Written problem => Tally the lines of the data that include the word "Партійний" and state the total, nothing else.

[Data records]
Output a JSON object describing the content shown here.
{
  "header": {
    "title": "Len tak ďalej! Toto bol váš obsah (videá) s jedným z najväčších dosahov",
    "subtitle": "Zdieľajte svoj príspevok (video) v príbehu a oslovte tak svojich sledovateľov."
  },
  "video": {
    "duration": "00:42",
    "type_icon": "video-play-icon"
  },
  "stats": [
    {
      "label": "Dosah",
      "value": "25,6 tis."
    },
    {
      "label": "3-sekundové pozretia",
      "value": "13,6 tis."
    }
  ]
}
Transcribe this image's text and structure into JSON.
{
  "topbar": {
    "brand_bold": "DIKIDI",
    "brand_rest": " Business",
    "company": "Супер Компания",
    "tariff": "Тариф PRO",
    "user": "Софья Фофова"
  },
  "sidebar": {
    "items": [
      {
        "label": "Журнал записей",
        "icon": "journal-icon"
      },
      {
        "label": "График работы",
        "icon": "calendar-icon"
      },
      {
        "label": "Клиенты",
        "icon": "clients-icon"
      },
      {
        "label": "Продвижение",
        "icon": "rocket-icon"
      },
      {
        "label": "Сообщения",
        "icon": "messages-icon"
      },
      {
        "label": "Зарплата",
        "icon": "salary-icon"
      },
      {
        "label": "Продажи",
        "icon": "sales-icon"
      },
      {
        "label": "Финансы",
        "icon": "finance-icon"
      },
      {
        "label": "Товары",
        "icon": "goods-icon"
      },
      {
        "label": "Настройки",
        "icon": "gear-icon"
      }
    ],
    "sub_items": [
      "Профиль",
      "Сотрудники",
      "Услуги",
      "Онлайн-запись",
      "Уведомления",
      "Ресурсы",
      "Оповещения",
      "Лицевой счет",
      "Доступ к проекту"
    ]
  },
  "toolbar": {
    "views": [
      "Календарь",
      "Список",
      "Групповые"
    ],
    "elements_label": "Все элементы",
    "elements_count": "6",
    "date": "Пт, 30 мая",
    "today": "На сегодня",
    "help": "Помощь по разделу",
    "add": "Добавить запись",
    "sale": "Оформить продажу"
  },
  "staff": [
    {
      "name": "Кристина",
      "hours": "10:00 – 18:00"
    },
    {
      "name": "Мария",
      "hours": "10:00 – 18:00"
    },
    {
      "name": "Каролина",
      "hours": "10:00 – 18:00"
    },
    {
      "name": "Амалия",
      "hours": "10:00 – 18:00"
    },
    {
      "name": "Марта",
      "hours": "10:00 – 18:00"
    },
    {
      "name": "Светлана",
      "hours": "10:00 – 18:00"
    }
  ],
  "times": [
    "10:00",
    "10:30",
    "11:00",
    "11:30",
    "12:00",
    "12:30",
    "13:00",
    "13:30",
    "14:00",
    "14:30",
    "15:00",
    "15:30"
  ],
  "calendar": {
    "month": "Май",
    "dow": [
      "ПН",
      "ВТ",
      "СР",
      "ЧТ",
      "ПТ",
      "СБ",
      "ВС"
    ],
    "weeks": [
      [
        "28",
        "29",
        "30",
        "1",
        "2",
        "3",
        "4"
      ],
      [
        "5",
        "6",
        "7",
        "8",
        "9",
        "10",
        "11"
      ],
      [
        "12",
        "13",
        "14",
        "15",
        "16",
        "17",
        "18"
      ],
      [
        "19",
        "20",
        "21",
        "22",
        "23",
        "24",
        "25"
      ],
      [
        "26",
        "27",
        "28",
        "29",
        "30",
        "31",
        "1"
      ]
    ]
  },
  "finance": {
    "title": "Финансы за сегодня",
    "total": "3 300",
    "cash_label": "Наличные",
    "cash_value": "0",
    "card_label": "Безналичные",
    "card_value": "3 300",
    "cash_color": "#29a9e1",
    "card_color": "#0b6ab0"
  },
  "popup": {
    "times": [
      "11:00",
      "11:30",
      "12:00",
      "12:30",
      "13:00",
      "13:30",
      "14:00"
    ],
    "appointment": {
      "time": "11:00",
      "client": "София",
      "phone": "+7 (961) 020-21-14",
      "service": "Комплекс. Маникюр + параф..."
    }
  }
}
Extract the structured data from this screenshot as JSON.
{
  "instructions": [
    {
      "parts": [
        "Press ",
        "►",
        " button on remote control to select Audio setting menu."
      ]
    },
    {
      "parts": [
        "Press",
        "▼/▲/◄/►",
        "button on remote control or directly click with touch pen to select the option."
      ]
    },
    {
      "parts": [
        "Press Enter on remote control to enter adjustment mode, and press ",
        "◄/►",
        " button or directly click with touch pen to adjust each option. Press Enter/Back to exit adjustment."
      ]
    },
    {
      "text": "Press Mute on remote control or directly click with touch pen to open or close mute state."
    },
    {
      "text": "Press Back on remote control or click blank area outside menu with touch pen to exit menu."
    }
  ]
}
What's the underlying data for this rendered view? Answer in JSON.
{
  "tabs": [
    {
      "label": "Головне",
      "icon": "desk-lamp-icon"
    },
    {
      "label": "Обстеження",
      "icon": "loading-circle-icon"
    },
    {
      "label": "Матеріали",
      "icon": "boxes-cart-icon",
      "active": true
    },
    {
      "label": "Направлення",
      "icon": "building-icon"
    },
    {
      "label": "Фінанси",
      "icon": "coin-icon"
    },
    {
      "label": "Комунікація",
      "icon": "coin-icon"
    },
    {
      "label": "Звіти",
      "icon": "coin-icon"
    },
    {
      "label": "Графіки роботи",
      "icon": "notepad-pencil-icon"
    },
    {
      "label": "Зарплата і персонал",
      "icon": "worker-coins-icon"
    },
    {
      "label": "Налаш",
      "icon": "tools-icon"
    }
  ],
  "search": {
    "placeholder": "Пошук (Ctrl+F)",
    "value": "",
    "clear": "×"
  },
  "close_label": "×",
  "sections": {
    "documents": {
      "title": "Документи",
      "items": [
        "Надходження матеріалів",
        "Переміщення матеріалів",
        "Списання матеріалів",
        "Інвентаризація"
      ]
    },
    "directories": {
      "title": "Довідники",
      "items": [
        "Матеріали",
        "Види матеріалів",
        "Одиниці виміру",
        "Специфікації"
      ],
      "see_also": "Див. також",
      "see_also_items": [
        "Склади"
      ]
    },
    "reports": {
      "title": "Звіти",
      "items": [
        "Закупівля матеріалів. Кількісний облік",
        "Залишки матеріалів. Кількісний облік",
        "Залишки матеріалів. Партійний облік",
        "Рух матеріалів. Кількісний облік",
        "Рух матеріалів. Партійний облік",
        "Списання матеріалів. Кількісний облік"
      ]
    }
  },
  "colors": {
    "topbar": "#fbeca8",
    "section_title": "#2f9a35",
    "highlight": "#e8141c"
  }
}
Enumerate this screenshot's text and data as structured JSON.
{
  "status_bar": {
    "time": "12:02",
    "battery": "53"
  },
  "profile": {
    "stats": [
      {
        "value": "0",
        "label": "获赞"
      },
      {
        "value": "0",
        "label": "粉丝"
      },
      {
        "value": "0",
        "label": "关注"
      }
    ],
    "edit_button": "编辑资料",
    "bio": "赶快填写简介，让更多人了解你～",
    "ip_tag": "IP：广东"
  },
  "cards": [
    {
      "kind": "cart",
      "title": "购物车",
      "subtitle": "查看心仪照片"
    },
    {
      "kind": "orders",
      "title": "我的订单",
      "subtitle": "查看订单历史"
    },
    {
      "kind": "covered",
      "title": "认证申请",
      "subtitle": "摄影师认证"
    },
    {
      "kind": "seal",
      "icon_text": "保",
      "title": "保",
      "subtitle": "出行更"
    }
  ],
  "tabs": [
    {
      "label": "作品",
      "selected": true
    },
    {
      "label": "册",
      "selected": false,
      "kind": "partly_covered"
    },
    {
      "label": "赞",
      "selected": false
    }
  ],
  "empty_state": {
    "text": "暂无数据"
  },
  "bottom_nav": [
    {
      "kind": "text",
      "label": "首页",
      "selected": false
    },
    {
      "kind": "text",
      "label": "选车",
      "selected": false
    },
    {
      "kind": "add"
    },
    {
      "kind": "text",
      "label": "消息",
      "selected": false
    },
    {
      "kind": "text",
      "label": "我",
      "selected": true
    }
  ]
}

Task answer => 2